→ Assigned task
The entries below are to be copied exactly, with nothing left out.

→ Material to process

----------

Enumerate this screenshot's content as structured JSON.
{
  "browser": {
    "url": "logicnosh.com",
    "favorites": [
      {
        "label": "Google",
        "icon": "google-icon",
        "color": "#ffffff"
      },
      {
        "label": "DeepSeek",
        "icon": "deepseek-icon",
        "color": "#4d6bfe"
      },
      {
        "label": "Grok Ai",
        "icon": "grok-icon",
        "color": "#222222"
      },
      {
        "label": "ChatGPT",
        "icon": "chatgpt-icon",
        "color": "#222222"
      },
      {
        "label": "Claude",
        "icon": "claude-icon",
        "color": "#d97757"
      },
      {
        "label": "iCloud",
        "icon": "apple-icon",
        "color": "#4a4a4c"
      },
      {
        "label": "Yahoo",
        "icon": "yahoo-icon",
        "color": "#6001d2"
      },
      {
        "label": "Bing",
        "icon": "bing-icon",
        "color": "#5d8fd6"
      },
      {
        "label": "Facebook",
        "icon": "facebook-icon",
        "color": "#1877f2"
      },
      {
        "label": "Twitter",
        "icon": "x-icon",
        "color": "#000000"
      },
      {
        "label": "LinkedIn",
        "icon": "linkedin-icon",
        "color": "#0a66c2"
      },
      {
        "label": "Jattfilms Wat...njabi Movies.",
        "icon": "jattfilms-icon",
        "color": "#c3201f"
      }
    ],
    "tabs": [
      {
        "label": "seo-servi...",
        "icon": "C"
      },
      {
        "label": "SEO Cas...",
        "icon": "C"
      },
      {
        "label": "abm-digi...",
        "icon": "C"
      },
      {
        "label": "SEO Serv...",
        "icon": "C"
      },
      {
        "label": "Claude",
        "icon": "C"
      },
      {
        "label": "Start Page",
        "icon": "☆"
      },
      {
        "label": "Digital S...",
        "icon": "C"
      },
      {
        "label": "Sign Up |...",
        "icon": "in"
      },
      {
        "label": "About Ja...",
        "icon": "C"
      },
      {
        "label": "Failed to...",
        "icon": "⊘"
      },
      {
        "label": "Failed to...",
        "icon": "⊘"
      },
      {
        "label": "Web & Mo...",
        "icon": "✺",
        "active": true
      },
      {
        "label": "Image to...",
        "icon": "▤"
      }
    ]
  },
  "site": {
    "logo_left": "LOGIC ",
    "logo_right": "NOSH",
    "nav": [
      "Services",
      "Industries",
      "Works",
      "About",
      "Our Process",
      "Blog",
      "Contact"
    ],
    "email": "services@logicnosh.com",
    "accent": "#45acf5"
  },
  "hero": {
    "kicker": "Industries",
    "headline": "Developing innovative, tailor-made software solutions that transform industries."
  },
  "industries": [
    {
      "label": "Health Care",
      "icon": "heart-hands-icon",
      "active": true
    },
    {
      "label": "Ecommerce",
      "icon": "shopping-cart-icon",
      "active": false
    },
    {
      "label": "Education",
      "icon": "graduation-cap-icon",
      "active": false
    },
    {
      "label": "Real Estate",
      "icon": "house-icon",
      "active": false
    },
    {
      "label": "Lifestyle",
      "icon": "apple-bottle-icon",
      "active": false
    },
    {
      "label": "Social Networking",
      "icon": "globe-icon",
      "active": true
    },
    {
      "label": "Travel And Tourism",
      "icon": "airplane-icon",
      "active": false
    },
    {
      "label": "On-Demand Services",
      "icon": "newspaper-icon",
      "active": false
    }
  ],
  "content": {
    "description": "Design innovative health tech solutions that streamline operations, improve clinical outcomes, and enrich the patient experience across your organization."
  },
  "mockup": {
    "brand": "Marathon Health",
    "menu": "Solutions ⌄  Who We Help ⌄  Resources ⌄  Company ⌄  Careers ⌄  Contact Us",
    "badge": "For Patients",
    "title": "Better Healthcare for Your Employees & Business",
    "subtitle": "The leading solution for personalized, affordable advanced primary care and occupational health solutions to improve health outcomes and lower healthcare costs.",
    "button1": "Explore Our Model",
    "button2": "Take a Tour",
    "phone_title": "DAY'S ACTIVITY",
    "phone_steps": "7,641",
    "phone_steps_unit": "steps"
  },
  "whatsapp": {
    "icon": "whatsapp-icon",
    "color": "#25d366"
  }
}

----------

→ Output of the task
Enumerate this screenshot's content as structured JSON.
{
  "browser": {
    "url": "logicnosh.com",
    "favorites": [
      {
        "label": "Google",
        "icon": "google-icon",
        "color": "#ffffff"
      },
      {
        "label": "DeepSeek",
        "icon": "deepseek-icon",
        "color": "#4d6bfe"
      },
      {
        "label": "Grok Ai",
        "icon": "grok-icon",
        "color": "#222222"
      },
      {
        "label": "ChatGPT",
        "icon": "chatgpt-icon",
        "color": "#222222"
      },
      {
        "label": "Claude",
        "icon": "claude-icon",
        "color": "#d97757"
      },
      {
        "label": "iCloud",
        "icon": "apple-icon",
        "color": "#4a4a4c"
      },
      {
        "label": "Yahoo",
        "icon": "yahoo-icon",
        "color": "#6001d2"
      },
      {
        "label": "Bing",
        "icon": "bing-icon",
        "color": "#5d8fd6"
      },
      {
        "label": "Facebook",
        "icon": "facebook-icon",
        "color": "#1877f2"
      },
      {
        "label": "Twitter",
        "icon": "x-icon",
        "color": "#000000"
      },
      {
        "label": "LinkedIn",
        "icon": "linkedin-icon",
        "color": "#0a66c2"
      },
      {
        "label": "Jattfilms Wat...njabi Movies.",
        "icon": "jattfilms-icon",
        "color": "#c3201f"
      }
    ],
    "tabs": [
      {
        "label": "seo-servi...",
        "icon": "C"
      },
      {
        "label": "SEO Cas...",
        "icon": "C"
      },
      {
        "label": "abm-digi...",
        "icon": "C"
      },
      {
        "label": "SEO Serv...",
        "icon": "C"
      },
      {
        "label": "Claude",
        "icon": "C"
      },
      {
        "label": "Start Page",
        "icon": "☆"
      },
      {
        "label": "Digital S...",
        "icon": "C"
      },
      {
        "label": "Sign Up |...",
        "icon": "in"
      },
      {
        "label": "About Ja...",
        "icon": "C"
      },
      {
        "label": "Failed to...",
        "icon": "⊘"
      },
      {
        "label": "Failed to...",
        "icon": "⊘"
      },
      {
        "label": "Web & Mo...",
        "icon": "✺",
        "active": true
      },
      {
        "label": "Image to...",
        "icon": "▤"
      }
    ]
  },
  "site": {
    "logo_left": "LOGIC ",
    "logo_right": "NOSH",
    "nav": [
      "Services",
      "Industries",
      "Works",
      "About",
      "Our Process",
      "Blog",
      "Contact"
    ],
    "email": "services@logicnosh.com",
    "accent": "#45acf5"
  },
  "hero": {
    "kicker": "Industries",
    "headline": "Developing innovative, tailor-made software solutions that transform industries."
  },
  "industries": [
    {
      "label": "Health Care",
      "icon": "heart-hands-icon",
      "active": true
    },
    {
      "label": "Ecommerce",
      "icon": "shopping-cart-icon",
      "active": false
    },
    {
      "label": "Education",
      "icon": "graduation-cap-icon",
      "active": false
    },
    {
      "label": "Real Estate",
      "icon": "house-icon",
      "active": false
    },
    {
      "label": "Lifestyle",
      "icon": "apple-bottle-icon",
      "active": false
    },
    {
      "label": "Social Networking",
      "icon": "globe-icon",
      "active": true
    },
    {
      "label": "Travel And Tourism",
      "icon": "airplane-icon",
      "active": false
    },
    {
      "label": "On-Demand Services",
      "icon": "newspaper-icon",
      "active": false
    }
  ],
  "content": {
    "description": "Design innovative health tech solutions that streamline operations, improve clinical outcomes, and enrich the patient experience across your organization."
  },
  "mockup": {
    "brand": "Marathon Health",
    "menu": "Solutions ⌄  Who We Help ⌄  Resources ⌄  Company ⌄  Careers ⌄  Contact Us",
    "badge": "For Patients",
    "title": "Better Healthcare for Your Employees & Business",
    "subtitle": "The leading solution for personalized, affordable advanced primary care and occupational health solutions to improve health outcomes and lower healthcare costs.",
    "button1": "Explore Our Model",
    "button2": "Take a Tour",
    "phone_title": "DAY'S ACTIVITY",
    "phone_steps": "7,641",
    "phone_steps_unit": "steps"
  },
  "whatsapp": {
    "icon": "whatsapp-icon",
    "color": "#25d366"
  }
}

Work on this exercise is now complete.